### Problem description:
Repeat the records exactly. Every line must match.

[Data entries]

START

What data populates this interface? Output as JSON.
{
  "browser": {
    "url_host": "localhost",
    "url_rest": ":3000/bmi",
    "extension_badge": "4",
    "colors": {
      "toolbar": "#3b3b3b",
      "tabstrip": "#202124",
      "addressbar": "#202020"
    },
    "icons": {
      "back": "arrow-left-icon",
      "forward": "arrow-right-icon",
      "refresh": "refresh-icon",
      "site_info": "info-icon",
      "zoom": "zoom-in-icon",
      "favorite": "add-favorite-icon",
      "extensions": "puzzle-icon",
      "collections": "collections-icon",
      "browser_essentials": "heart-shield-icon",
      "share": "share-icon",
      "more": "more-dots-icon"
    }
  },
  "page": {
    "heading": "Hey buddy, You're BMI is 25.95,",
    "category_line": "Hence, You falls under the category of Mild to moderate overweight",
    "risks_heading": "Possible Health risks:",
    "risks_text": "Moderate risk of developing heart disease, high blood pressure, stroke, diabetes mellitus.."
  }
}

END

### Expected answer:
What data populates this interface? Output as JSON.
{
  "browser": {
    "url_host": "localhost",
    "url_rest": ":3000/bmi",
    "extension_badge": "4",
    "colors": {
      "toolbar": "#3b3b3b",
      "tabstrip": "#202124",
      "addressbar": "#202020"
    },
    "icons": {
      "back": "arrow-left-icon",
      "forward": "arrow-right-icon",
      "refresh": "refresh-icon",
      "site_info": "info-icon",
      "zoom": "zoom-in-icon",
      "favorite": "add-favorite-icon",
      "extensions": "puzzle-icon",
      "collections": "collections-icon",
      "browser_essentials": "heart-shield-icon",
      "share": "share-icon",
      "more": "more-dots-icon"
    }
  },
  "page": {
    "heading": "Hey buddy, You're BMI is 25.95,",
    "category_line": "Hence, You falls under the category of Mild to moderate overweight",
    "risks_heading": "Possible Health risks:",
    "risks_text": "Moderate risk of developing heart disease, high blood pressure, stroke, diabetes mellitus.."
  }
}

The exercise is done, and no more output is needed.